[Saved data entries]
---*---
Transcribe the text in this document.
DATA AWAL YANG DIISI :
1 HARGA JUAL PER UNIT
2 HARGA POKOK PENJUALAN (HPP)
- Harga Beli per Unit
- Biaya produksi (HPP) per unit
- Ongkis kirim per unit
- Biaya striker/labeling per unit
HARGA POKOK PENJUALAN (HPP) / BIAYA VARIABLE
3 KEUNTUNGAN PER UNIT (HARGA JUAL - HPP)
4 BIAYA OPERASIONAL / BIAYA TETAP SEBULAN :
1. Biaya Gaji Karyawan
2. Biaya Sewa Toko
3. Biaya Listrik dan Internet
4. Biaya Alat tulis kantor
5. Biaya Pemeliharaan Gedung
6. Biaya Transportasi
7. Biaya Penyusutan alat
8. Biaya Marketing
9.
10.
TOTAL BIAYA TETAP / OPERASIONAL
---*---
Exercise directions = Extract the listing in its entirety and repeat it exactly.

Finished answer =
Transcribe the text in this document.
DATA AWAL YANG DIISI :
1 HARGA JUAL PER UNIT
2 HARGA POKOK PENJUALAN (HPP)
- Harga Beli per Unit
- Biaya produksi (HPP) per unit
- Ongkis kirim per unit
- Biaya striker/labeling per unit
HARGA POKOK PENJUALAN (HPP) / BIAYA VARIABLE
3 KEUNTUNGAN PER UNIT (HARGA JUAL - HPP)
4 BIAYA OPERASIONAL / BIAYA TETAP SEBULAN :
1. Biaya Gaji Karyawan
2. Biaya Sewa Toko
3. Biaya Listrik dan Internet
4. Biaya Alat tulis kantor
5. Biaya Pemeliharaan Gedung
6. Biaya Transportasi
7. Biaya Penyusutan alat
8. Biaya Marketing
9.
10.
TOTAL BIAYA TETAP / OPERASIONAL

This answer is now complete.